● Stored records:
__________

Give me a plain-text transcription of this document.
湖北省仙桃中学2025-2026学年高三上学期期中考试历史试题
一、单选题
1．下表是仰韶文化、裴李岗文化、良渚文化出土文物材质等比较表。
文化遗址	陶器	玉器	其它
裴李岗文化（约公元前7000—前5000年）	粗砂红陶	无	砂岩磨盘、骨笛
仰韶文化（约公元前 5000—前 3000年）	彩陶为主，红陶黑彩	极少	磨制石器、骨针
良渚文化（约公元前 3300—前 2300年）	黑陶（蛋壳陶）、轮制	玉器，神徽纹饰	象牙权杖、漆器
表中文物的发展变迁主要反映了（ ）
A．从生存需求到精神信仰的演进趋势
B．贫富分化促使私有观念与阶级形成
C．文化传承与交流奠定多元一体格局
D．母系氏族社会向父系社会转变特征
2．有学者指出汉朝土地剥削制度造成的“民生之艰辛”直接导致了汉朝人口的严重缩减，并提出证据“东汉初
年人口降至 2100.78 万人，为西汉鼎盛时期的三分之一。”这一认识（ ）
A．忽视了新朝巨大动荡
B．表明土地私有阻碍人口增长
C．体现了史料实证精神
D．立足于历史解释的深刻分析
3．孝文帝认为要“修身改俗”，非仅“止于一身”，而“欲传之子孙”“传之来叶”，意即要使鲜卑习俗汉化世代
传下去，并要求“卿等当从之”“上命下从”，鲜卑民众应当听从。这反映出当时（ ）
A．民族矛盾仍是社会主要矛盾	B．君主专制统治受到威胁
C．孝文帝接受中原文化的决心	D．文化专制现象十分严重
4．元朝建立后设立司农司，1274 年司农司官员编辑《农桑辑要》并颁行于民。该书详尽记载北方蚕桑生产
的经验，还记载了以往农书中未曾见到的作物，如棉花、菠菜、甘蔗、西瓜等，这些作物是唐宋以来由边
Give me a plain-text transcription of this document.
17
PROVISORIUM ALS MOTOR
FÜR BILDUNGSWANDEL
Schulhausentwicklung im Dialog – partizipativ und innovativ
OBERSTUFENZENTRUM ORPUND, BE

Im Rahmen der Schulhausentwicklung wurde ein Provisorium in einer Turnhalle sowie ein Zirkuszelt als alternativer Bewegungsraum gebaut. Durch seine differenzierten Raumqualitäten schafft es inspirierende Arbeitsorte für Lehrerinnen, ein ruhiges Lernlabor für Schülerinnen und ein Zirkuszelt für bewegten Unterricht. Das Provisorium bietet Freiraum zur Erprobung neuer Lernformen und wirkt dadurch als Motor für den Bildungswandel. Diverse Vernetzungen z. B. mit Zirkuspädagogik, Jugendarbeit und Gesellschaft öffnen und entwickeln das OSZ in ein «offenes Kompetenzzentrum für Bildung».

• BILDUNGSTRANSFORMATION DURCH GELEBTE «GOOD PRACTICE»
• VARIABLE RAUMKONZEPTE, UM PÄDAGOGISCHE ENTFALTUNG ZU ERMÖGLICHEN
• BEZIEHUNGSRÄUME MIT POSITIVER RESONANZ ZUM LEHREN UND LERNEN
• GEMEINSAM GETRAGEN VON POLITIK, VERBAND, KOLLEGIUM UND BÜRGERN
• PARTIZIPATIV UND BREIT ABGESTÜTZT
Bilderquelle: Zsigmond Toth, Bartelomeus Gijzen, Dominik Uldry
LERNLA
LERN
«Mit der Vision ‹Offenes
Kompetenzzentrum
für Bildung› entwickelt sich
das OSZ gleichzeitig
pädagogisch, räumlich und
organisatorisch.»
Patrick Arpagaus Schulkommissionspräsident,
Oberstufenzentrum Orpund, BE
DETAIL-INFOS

__________

● Short exercise:
Search the records above for "裴李岗文化". Copy each line where it is found.

● Solved exercise:
1．下表是仰韶文化、裴李岗文化、良渚文化出土文物材质等比较表。
裴李岗文化（约公元前7000—前5000年）	粗砂红陶	无	砂岩磨盘、骨笛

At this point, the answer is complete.